**Aim of the exercise**
Below are the records; locate each line with the word "content" and copy it.

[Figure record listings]

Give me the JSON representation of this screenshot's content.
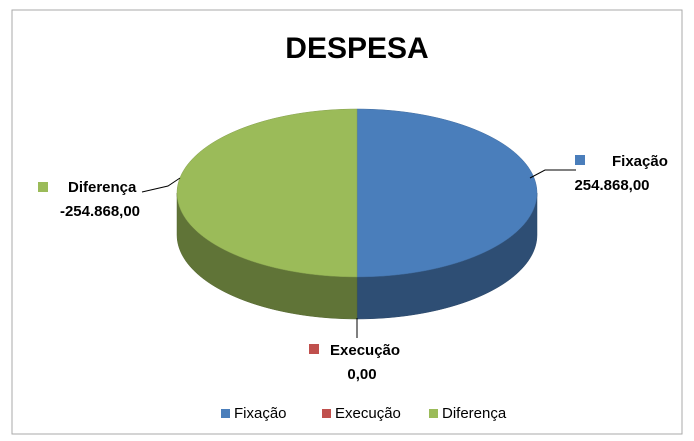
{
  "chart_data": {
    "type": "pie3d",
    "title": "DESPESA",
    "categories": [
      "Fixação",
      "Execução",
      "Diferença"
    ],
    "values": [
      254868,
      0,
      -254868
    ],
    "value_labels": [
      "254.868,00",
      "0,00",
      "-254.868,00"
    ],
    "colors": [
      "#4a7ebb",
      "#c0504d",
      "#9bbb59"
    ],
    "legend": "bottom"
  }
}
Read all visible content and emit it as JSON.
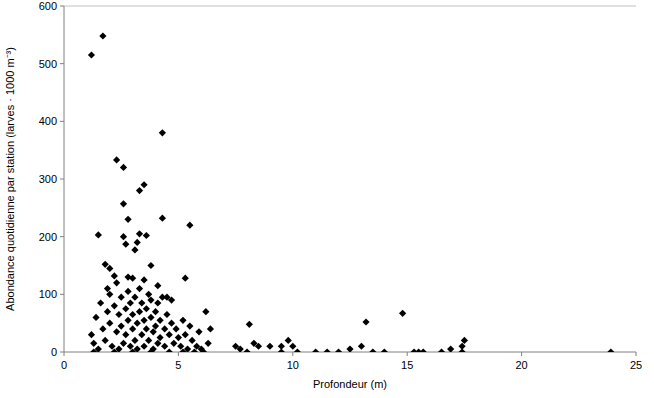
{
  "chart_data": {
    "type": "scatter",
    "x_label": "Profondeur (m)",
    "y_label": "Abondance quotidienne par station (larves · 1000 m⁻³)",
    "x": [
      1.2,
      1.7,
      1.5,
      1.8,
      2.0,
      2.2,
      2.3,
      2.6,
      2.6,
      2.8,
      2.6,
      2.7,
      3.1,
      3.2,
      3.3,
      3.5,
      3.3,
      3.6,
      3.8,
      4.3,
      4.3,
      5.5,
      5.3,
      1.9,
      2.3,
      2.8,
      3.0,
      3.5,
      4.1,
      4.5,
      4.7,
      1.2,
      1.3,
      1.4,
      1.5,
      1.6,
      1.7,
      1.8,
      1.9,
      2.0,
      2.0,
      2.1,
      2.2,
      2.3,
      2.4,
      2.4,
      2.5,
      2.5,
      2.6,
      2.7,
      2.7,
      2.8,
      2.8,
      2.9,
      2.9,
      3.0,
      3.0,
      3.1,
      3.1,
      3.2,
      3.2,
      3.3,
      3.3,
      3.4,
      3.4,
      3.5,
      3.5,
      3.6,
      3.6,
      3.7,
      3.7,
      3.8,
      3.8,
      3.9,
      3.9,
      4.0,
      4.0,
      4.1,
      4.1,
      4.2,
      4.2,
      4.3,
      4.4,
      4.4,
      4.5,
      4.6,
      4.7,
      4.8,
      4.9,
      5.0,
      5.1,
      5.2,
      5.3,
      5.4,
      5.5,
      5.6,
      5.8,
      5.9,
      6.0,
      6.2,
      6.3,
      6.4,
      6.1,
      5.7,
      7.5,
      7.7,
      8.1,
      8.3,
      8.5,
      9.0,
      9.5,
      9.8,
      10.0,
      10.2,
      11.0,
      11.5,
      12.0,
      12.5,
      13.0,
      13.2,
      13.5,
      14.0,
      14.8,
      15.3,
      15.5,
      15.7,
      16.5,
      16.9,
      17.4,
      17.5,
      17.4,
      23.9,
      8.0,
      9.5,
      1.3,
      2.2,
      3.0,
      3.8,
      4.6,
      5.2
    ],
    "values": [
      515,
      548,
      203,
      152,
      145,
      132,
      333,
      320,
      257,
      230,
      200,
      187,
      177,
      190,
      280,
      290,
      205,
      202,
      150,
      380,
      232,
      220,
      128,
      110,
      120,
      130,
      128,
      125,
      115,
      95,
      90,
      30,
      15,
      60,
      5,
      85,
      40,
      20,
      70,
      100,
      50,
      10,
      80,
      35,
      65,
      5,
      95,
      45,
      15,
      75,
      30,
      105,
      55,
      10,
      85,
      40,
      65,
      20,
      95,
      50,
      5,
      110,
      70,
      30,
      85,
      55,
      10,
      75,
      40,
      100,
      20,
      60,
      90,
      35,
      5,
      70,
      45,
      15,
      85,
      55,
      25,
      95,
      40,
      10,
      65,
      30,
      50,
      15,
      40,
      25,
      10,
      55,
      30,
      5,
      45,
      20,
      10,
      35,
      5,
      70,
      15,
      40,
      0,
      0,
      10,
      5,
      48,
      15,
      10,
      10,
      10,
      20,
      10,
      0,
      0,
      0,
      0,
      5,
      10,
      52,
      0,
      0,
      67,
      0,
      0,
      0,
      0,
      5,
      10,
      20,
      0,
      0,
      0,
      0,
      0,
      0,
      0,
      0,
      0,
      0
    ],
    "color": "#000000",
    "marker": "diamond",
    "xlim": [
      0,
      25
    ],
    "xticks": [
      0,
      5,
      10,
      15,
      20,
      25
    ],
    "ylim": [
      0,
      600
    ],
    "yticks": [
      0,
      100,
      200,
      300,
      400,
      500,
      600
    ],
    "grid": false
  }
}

**Completed task**
Give me the JSON representation of this screenshot's content.
Read all visible content and emit it as JSON.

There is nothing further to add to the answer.